▶ Problem details
Skip the pictures. Transcribe the rest of the data below without changing a word.

▶ Figure collection entries
* * *
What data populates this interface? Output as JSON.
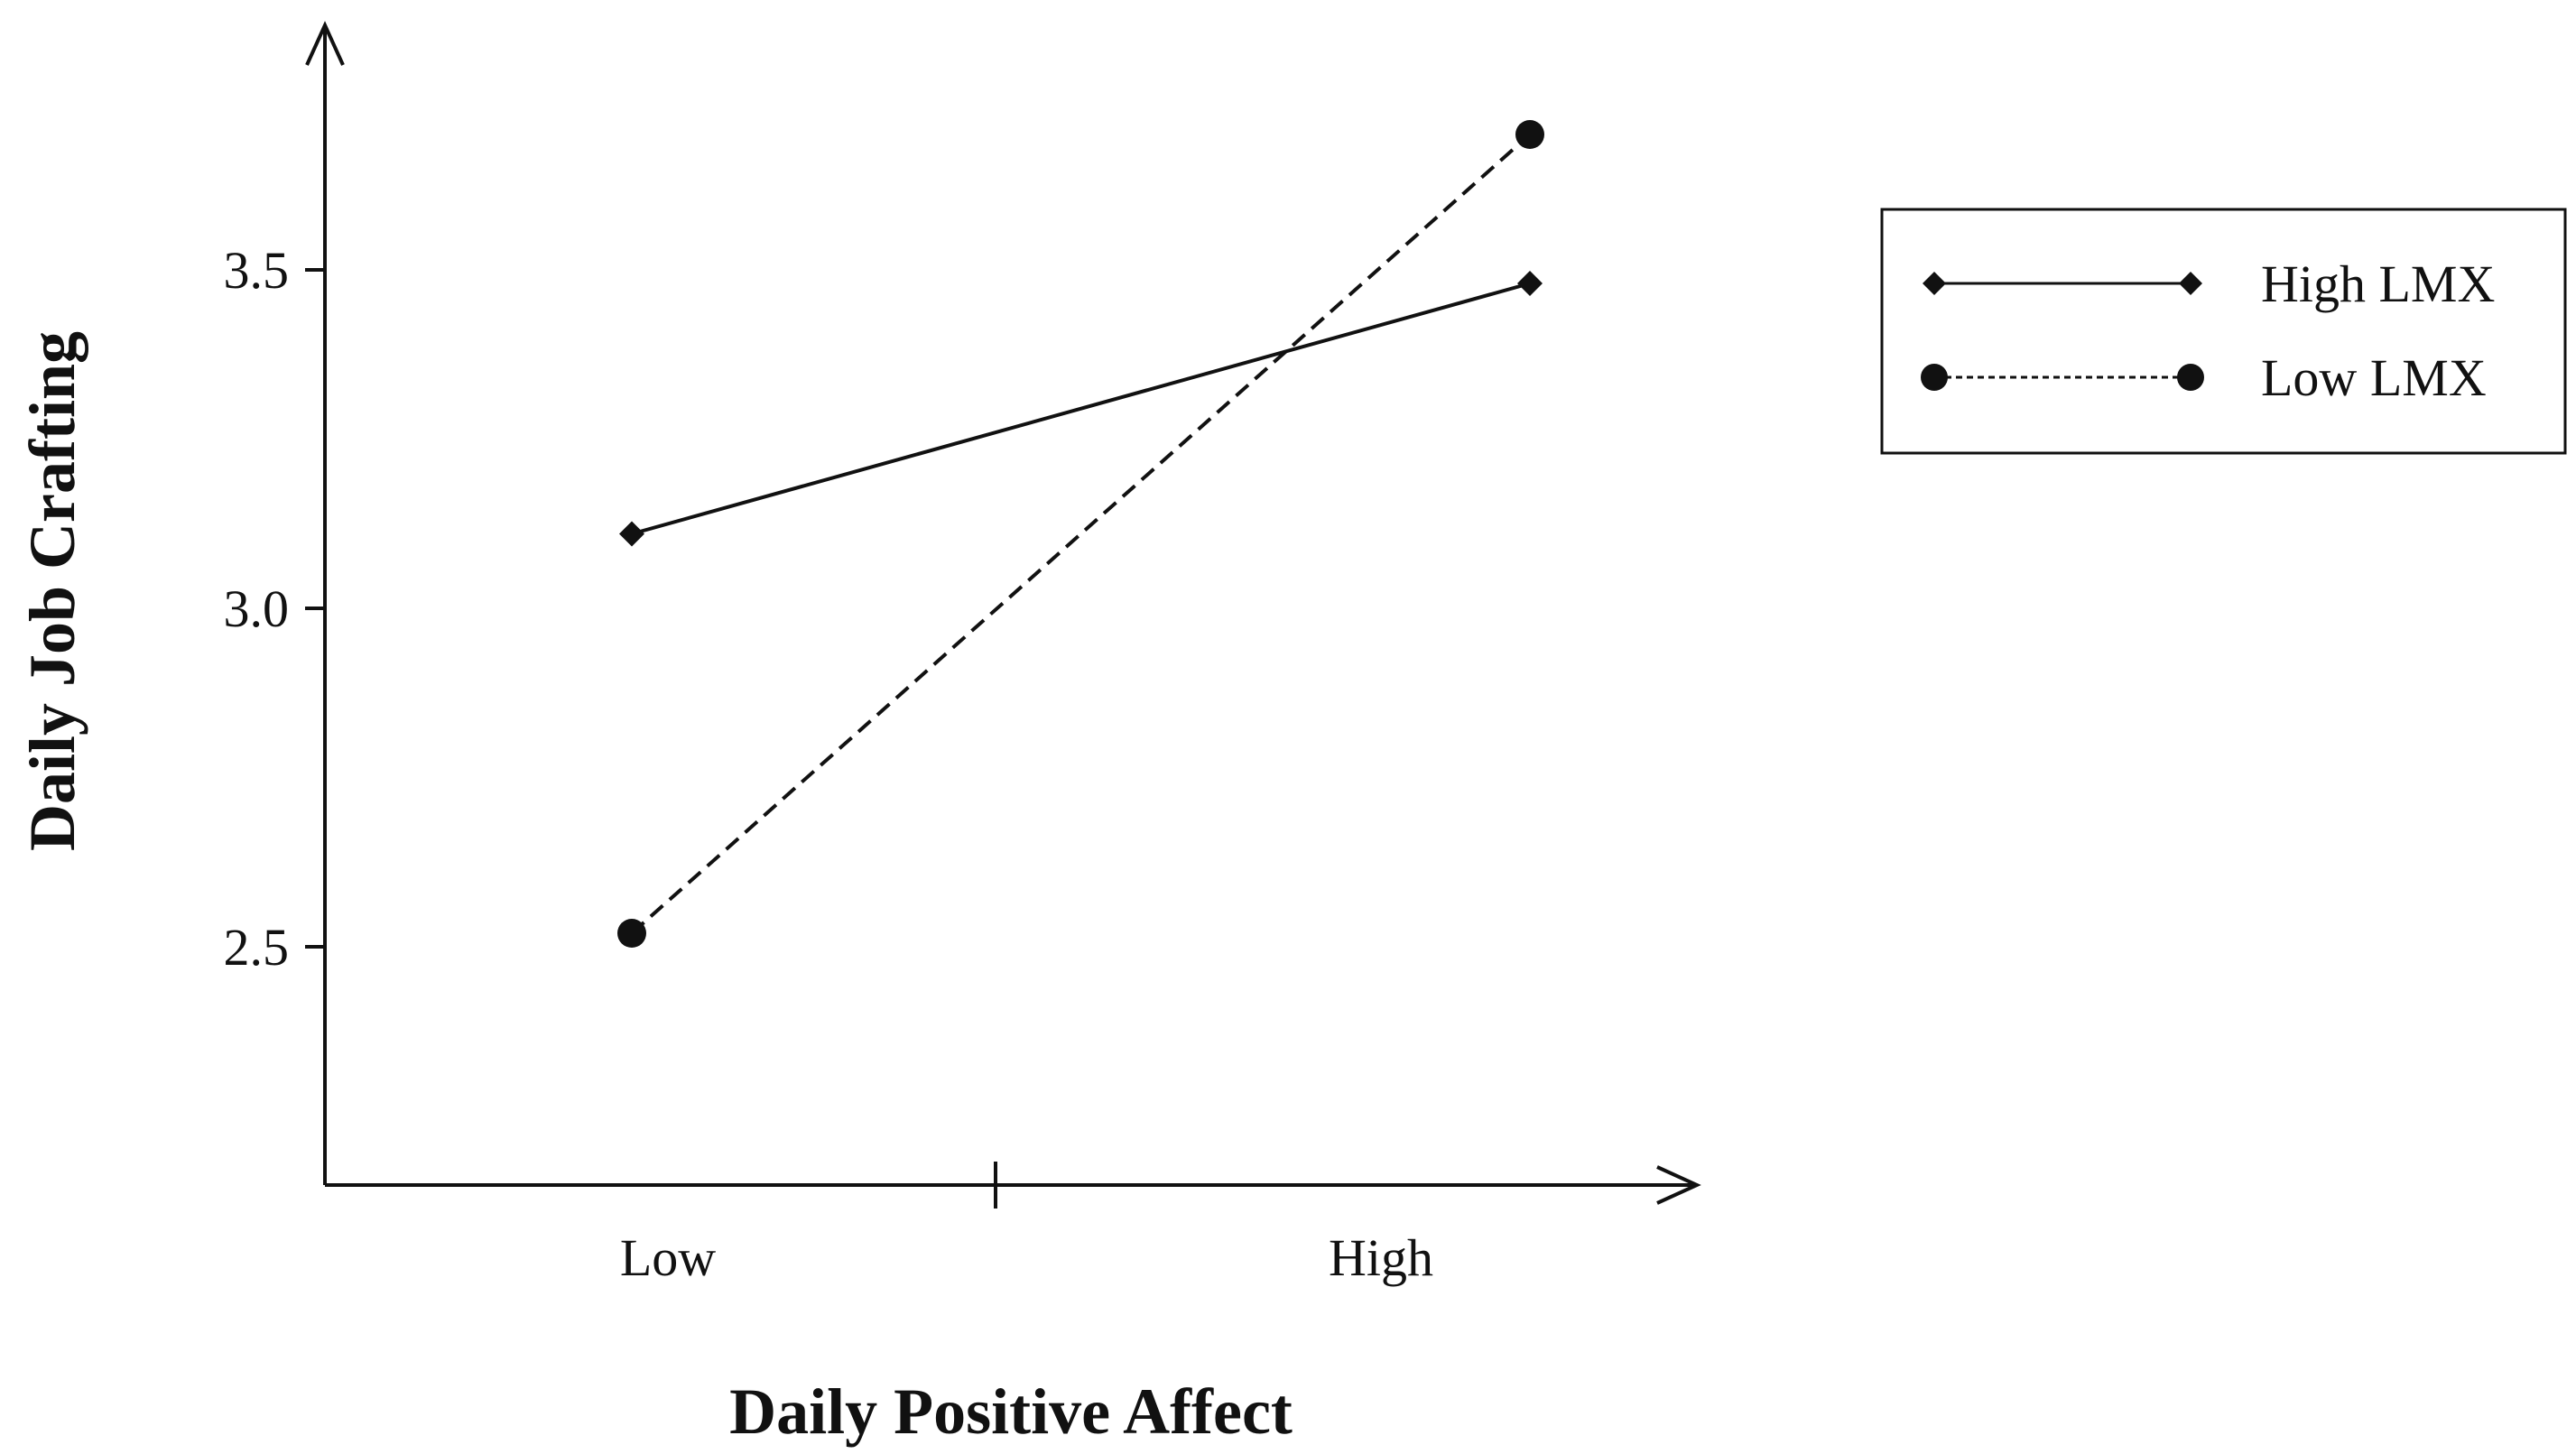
{
  "chart_data": {
    "type": "line",
    "title": "",
    "xlabel": "Daily Positive Affect",
    "ylabel": "Daily Job Crafting",
    "categories": [
      "Low",
      "High"
    ],
    "ylim": [
      2.1,
      3.9
    ],
    "yticks": [
      "2.5",
      "3.0",
      "3.5"
    ],
    "ytick_values": [
      2.5,
      3.0,
      3.5
    ],
    "grid": false,
    "legend_position": "top-right",
    "series": [
      {
        "name": "High LMX",
        "values": [
          3.11,
          3.48
        ],
        "marker": "diamond",
        "line_style": "solid",
        "color": "#111111"
      },
      {
        "name": "Low LMX",
        "values": [
          2.52,
          3.7
        ],
        "marker": "circle",
        "line_style": "dashed",
        "color": "#111111"
      }
    ]
  }
}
* * *
▶ Answer below
What data populates this interface? Output as JSON.
{
  "chart_data": {
    "type": "line",
    "title": "",
    "xlabel": "Daily Positive Affect",
    "ylabel": "Daily Job Crafting",
    "categories": [
      "Low",
      "High"
    ],
    "ylim": [
      2.1,
      3.9
    ],
    "yticks": [
      "2.5",
      "3.0",
      "3.5"
    ],
    "ytick_values": [
      2.5,
      3.0,
      3.5
    ],
    "grid": false,
    "legend_position": "top-right",
    "series": [
      {
        "name": "High LMX",
        "values": [
          3.11,
          3.48
        ],
        "marker": "diamond",
        "line_style": "solid",
        "color": "#111111"
      },
      {
        "name": "Low LMX",
        "values": [
          2.52,
          3.7
        ],
        "marker": "circle",
        "line_style": "dashed",
        "color": "#111111"
      }
    ]
  }
}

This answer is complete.